#### WHAT THE EXERCISE ASKS
Exactly repeat the material, dropping only the pictures.

--- START EXTRACTED DATA ---

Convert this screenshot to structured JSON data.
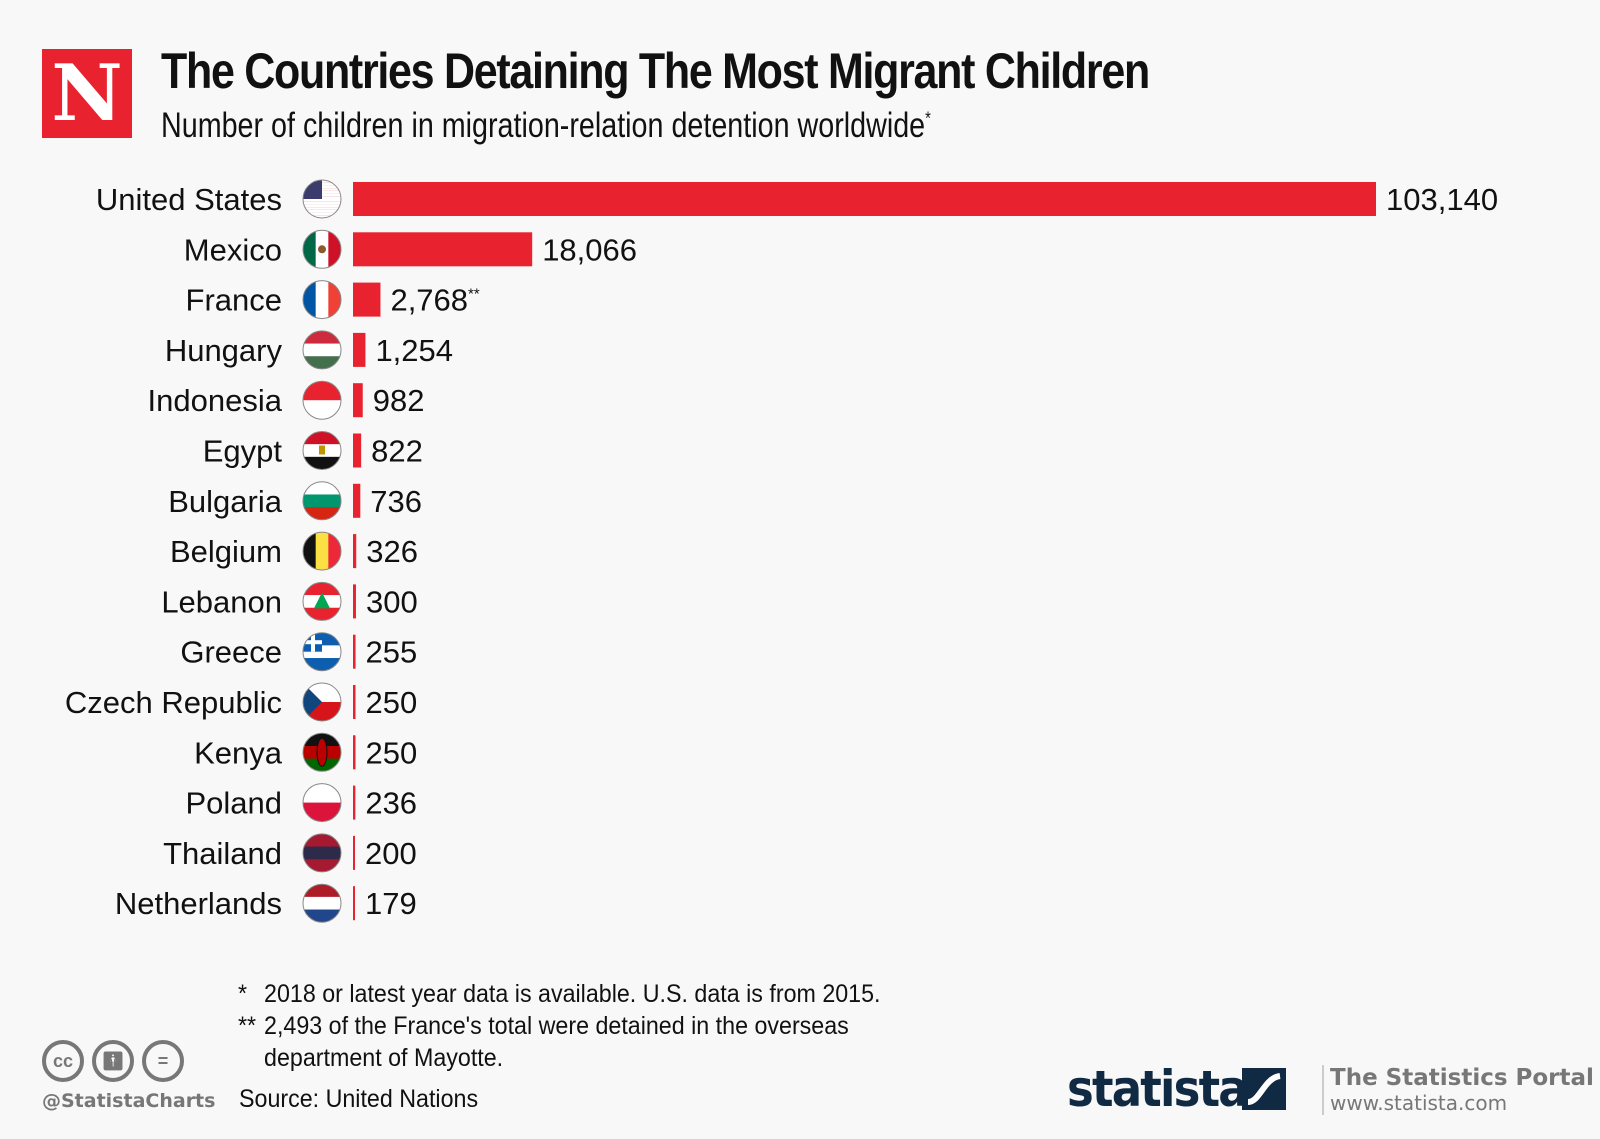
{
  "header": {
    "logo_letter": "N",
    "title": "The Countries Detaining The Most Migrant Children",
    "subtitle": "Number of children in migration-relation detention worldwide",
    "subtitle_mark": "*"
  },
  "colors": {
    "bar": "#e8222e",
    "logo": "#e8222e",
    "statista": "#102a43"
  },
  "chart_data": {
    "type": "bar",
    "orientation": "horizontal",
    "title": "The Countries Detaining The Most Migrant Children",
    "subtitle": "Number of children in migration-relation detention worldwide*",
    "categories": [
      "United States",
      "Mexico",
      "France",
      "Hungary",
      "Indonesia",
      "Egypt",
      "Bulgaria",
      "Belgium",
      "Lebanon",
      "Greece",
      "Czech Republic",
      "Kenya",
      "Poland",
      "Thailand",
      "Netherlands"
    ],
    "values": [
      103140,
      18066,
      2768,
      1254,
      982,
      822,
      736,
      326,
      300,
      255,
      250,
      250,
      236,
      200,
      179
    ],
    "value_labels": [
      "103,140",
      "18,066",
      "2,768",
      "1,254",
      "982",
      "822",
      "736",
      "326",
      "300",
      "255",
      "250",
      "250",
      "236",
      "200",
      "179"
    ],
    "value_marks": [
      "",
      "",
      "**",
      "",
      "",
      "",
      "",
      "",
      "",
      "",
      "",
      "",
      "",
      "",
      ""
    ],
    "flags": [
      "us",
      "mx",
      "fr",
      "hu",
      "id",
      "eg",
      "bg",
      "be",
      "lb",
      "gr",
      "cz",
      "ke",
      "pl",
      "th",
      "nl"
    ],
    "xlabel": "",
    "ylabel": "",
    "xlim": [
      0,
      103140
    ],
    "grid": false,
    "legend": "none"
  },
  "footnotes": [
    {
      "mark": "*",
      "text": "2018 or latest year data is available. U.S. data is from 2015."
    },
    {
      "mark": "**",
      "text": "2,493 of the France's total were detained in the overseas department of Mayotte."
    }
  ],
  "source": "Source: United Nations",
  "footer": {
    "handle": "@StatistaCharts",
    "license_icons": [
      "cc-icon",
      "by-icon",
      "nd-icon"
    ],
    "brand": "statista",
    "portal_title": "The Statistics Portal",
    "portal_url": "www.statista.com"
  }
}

--- END EXTRACTED DATA ---

#### THE OUTPUT
Convert this screenshot to structured JSON data.
{
  "header": {
    "logo_letter": "N",
    "title": "The Countries Detaining The Most Migrant Children",
    "subtitle": "Number of children in migration-relation detention worldwide",
    "subtitle_mark": "*"
  },
  "colors": {
    "bar": "#e8222e",
    "logo": "#e8222e",
    "statista": "#102a43"
  },
  "chart_data": {
    "type": "bar",
    "orientation": "horizontal",
    "title": "The Countries Detaining The Most Migrant Children",
    "subtitle": "Number of children in migration-relation detention worldwide*",
    "categories": [
      "United States",
      "Mexico",
      "France",
      "Hungary",
      "Indonesia",
      "Egypt",
      "Bulgaria",
      "Belgium",
      "Lebanon",
      "Greece",
      "Czech Republic",
      "Kenya",
      "Poland",
      "Thailand",
      "Netherlands"
    ],
    "values": [
      103140,
      18066,
      2768,
      1254,
      982,
      822,
      736,
      326,
      300,
      255,
      250,
      250,
      236,
      200,
      179
    ],
    "value_labels": [
      "103,140",
      "18,066",
      "2,768",
      "1,254",
      "982",
      "822",
      "736",
      "326",
      "300",
      "255",
      "250",
      "250",
      "236",
      "200",
      "179"
    ],
    "value_marks": [
      "",
      "",
      "**",
      "",
      "",
      "",
      "",
      "",
      "",
      "",
      "",
      "",
      "",
      "",
      ""
    ],
    "flags": [
      "us",
      "mx",
      "fr",
      "hu",
      "id",
      "eg",
      "bg",
      "be",
      "lb",
      "gr",
      "cz",
      "ke",
      "pl",
      "th",
      "nl"
    ],
    "xlabel": "",
    "ylabel": "",
    "xlim": [
      0,
      103140
    ],
    "grid": false,
    "legend": "none"
  },
  "footnotes": [
    {
      "mark": "*",
      "text": "2018 or latest year data is available. U.S. data is from 2015."
    },
    {
      "mark": "**",
      "text": "2,493 of the France's total were detained in the overseas department of Mayotte."
    }
  ],
  "source": "Source: United Nations",
  "footer": {
    "handle": "@StatistaCharts",
    "license_icons": [
      "cc-icon",
      "by-icon",
      "nd-icon"
    ],
    "brand": "statista",
    "portal_title": "The Statistics Portal",
    "portal_url": "www.statista.com"
  }
}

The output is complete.